* start MATERIAL *
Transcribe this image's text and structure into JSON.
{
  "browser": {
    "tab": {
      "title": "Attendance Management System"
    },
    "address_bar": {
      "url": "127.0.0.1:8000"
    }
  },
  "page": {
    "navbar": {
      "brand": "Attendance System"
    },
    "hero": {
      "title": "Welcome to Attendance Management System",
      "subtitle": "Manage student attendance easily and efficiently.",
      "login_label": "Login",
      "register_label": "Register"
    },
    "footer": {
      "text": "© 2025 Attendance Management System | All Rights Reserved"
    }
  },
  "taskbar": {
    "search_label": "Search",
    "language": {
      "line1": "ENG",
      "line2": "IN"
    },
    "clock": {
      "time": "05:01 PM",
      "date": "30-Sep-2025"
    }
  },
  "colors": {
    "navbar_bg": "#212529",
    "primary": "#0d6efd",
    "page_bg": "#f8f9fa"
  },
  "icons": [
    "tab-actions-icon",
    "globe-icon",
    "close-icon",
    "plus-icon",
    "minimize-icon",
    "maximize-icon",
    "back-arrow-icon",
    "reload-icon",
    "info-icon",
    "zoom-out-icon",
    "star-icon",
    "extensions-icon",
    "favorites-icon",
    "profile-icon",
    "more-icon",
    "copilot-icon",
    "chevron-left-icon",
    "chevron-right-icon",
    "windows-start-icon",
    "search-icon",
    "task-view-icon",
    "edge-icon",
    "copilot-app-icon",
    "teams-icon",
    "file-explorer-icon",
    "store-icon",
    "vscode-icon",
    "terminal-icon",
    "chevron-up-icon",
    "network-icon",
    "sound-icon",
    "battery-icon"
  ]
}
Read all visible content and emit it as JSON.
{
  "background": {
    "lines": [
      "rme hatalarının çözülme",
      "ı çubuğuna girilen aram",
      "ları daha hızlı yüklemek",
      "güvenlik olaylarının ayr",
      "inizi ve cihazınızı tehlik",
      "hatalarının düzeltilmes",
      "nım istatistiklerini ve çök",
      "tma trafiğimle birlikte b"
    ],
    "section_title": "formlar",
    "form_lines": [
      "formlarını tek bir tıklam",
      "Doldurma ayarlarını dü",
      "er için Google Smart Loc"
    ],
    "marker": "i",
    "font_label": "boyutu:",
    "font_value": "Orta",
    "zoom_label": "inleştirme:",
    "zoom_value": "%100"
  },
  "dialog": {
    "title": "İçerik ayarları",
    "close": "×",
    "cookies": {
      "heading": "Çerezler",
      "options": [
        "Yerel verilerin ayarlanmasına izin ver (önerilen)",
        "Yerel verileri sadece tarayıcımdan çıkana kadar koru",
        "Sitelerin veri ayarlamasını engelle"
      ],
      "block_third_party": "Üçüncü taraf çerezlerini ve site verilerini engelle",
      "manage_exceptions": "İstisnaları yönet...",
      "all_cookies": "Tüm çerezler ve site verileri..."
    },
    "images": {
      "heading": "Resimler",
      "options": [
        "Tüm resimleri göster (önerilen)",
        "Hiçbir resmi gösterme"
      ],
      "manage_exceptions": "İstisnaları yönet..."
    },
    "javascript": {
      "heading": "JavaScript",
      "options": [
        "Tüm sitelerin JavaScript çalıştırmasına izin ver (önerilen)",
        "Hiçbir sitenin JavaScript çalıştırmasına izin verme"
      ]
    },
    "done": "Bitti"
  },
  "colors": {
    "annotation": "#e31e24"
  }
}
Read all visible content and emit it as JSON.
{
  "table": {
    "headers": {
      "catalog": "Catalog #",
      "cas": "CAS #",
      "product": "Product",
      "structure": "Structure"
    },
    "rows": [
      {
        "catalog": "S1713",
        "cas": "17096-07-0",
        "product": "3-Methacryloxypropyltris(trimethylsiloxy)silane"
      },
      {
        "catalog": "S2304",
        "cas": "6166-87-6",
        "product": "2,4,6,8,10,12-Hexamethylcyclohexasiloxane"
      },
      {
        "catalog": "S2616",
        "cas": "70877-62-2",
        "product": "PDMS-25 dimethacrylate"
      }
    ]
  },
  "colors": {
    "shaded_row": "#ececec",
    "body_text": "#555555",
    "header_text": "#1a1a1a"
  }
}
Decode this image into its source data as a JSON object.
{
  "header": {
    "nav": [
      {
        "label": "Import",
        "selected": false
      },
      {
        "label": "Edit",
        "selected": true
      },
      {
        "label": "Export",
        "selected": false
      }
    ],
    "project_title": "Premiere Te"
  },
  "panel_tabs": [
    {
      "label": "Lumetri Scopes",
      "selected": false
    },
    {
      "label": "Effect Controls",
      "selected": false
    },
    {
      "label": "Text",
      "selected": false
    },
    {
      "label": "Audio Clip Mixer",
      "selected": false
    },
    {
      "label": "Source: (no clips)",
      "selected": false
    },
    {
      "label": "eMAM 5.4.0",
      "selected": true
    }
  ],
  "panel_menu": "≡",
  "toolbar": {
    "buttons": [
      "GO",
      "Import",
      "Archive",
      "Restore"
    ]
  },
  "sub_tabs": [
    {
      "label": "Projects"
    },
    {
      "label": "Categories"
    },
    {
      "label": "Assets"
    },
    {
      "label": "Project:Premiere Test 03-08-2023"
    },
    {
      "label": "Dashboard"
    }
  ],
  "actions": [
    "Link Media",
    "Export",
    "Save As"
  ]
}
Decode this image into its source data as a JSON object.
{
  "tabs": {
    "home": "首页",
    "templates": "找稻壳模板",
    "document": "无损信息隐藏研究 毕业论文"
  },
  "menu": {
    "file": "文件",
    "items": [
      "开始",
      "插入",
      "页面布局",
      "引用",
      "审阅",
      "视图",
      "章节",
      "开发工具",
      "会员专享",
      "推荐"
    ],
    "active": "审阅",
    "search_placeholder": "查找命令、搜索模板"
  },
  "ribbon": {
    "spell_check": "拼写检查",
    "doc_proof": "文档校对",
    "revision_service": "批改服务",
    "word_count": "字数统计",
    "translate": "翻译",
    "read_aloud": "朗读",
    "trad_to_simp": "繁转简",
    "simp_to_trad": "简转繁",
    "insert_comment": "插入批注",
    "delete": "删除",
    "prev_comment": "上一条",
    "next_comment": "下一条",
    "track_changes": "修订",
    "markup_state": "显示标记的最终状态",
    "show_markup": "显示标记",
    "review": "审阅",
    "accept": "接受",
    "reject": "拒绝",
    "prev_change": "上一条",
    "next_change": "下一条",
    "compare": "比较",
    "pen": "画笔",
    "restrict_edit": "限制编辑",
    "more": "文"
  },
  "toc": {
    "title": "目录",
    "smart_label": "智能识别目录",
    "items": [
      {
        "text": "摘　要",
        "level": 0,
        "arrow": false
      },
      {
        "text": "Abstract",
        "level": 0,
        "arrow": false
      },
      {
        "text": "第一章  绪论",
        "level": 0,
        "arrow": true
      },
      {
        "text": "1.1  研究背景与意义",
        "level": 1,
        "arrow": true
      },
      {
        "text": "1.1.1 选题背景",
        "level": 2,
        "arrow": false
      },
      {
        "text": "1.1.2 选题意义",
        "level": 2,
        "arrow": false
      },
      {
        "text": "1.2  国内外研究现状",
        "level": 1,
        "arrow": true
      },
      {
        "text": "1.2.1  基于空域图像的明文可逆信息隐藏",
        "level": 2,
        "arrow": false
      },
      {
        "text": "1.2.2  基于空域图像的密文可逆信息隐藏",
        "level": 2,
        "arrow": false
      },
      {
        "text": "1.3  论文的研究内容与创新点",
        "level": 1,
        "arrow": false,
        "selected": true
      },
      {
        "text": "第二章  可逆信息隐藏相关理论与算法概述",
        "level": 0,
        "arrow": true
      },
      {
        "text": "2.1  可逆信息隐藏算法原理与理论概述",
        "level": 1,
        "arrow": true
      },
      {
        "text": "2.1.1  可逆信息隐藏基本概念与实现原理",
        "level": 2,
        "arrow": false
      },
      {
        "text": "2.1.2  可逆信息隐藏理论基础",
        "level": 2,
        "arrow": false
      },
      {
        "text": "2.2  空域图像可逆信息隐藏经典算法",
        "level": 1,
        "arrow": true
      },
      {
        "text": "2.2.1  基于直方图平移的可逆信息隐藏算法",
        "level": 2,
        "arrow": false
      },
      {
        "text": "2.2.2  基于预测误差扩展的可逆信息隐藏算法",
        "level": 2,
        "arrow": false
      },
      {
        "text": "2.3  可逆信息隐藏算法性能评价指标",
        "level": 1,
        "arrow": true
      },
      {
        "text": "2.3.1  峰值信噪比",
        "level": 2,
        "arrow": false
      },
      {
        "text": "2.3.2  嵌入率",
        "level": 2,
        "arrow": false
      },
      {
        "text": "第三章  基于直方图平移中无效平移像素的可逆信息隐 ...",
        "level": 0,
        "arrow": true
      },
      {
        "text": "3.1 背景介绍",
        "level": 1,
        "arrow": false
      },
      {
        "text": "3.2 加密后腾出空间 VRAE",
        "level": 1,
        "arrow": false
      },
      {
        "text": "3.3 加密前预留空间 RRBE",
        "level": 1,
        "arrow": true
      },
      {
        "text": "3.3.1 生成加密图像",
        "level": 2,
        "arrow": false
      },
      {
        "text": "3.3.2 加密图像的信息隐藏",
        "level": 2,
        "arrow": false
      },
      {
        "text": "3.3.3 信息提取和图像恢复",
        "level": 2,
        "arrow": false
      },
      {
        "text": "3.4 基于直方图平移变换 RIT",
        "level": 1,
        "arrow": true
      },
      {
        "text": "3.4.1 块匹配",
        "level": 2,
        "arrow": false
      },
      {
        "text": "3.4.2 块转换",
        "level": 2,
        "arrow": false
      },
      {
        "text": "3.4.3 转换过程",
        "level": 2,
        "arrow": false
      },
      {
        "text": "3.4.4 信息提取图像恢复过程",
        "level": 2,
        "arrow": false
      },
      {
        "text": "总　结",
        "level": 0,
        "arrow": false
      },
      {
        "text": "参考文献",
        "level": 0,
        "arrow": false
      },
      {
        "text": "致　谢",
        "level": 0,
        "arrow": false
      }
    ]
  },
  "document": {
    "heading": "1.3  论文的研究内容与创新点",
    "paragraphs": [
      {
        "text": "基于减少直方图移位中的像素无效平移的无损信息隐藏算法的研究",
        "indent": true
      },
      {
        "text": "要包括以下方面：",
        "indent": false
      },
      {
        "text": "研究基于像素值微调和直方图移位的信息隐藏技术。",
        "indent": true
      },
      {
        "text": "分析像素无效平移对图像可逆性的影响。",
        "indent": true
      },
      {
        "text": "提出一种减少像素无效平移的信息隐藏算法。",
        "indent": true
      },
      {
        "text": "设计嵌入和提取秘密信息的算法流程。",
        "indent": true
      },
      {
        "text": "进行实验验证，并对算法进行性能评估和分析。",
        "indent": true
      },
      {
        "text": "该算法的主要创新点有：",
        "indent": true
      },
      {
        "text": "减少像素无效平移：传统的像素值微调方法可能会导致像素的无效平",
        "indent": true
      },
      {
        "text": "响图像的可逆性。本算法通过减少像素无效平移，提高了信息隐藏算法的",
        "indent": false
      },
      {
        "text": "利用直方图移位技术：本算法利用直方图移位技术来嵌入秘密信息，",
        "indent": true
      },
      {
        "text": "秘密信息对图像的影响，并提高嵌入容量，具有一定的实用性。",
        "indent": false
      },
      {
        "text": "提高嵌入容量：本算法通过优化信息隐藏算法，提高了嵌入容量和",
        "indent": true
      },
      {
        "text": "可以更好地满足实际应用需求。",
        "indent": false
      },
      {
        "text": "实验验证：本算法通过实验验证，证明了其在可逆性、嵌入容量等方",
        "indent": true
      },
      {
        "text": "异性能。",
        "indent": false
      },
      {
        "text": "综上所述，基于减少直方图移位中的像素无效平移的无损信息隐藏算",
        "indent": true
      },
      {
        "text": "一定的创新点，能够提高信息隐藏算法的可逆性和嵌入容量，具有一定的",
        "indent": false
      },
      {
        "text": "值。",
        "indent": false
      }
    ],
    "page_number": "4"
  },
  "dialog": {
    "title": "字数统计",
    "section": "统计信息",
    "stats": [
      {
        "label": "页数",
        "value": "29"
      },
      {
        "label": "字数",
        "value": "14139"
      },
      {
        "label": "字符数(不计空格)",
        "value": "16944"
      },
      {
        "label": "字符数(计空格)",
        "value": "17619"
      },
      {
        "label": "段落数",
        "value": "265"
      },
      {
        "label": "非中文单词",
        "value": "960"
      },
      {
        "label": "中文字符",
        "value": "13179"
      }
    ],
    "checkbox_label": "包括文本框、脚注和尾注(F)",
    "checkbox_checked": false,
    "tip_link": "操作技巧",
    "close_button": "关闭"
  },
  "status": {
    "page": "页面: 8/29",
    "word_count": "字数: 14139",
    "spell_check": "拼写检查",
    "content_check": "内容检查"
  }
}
* end MATERIAL *
Lines from the records above that hold "önerilen" are the ones to list.

        "Yerel verilerin ayarlanmasına izin ver (önerilen)",
        "Tüm resimleri göster (önerilen)",
        "Tüm sitelerin JavaScript çalıştırmasına izin ver (önerilen)",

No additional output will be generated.